INFORMATION GIVEN
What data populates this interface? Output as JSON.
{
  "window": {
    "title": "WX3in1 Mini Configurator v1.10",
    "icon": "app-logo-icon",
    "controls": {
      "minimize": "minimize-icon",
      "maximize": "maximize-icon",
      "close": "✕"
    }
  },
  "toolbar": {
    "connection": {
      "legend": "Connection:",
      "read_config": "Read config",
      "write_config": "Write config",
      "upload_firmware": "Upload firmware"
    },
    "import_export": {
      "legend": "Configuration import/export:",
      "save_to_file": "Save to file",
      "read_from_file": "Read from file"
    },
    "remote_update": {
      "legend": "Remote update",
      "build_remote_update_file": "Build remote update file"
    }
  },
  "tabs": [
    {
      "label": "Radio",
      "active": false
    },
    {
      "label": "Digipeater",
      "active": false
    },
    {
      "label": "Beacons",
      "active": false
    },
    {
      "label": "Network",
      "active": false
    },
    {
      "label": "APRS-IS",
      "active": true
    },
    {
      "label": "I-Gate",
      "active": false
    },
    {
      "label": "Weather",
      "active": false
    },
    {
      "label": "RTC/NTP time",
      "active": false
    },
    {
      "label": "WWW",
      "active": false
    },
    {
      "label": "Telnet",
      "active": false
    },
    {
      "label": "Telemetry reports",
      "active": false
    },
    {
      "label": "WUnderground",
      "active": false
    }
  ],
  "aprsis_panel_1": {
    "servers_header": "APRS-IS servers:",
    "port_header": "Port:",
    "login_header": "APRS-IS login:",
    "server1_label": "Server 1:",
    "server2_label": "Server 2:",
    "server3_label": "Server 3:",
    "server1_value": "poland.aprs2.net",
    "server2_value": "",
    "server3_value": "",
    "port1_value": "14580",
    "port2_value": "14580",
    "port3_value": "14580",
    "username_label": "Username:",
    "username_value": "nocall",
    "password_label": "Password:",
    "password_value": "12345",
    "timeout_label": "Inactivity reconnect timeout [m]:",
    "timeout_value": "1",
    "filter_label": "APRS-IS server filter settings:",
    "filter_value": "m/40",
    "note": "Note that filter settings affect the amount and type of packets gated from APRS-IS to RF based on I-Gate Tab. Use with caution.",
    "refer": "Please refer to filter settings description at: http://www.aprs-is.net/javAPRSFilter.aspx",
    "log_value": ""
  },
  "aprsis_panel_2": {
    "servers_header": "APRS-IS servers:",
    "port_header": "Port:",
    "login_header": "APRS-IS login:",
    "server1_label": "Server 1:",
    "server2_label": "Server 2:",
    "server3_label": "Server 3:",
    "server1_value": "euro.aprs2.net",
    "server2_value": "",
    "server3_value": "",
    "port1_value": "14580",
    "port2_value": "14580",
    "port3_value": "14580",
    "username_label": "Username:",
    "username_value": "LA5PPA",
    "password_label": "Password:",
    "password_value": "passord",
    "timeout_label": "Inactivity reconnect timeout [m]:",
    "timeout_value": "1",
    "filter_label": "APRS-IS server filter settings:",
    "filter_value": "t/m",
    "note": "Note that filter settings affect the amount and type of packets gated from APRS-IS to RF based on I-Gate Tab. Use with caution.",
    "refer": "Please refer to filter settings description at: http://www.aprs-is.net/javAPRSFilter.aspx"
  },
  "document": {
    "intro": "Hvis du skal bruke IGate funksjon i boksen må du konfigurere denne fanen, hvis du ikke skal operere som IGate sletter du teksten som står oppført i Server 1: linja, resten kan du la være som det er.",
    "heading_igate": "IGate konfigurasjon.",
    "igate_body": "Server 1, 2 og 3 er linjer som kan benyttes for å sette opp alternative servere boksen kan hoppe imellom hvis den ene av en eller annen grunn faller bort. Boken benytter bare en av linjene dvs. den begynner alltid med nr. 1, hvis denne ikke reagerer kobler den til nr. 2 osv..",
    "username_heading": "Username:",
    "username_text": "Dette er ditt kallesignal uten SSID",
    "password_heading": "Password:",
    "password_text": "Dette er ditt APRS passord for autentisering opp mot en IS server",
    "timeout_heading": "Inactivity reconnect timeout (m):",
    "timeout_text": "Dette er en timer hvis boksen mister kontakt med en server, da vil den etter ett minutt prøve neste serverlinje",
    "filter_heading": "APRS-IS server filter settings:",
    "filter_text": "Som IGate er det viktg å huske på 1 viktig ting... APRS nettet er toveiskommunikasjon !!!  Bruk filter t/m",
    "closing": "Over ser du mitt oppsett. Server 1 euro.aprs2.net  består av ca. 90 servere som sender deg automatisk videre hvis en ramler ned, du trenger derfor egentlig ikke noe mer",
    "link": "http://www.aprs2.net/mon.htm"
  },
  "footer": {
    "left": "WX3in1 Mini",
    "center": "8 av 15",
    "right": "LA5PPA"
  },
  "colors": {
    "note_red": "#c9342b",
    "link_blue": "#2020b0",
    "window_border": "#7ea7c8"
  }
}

TO DO
Search the lines above for the string "servere" and copy each line that has it.

SOLUTION
    "igate_body": "Server 1, 2 og 3 er linjer som kan benyttes for å sette opp alternative servere boksen kan hoppe imellom hvis den ene av en eller annen grunn faller bort. Boken benytter bare en av linjene dvs. den begynner alltid med nr. 1, hvis denne ikke reagerer kobler den til nr. 2 osv..",
    "closing": "Over ser du mitt oppsett. Server 1 euro.aprs2.net  består av ca. 90 servere som sender deg automatisk videre hvis en ramler ned, du trenger derfor egentlig ikke noe mer",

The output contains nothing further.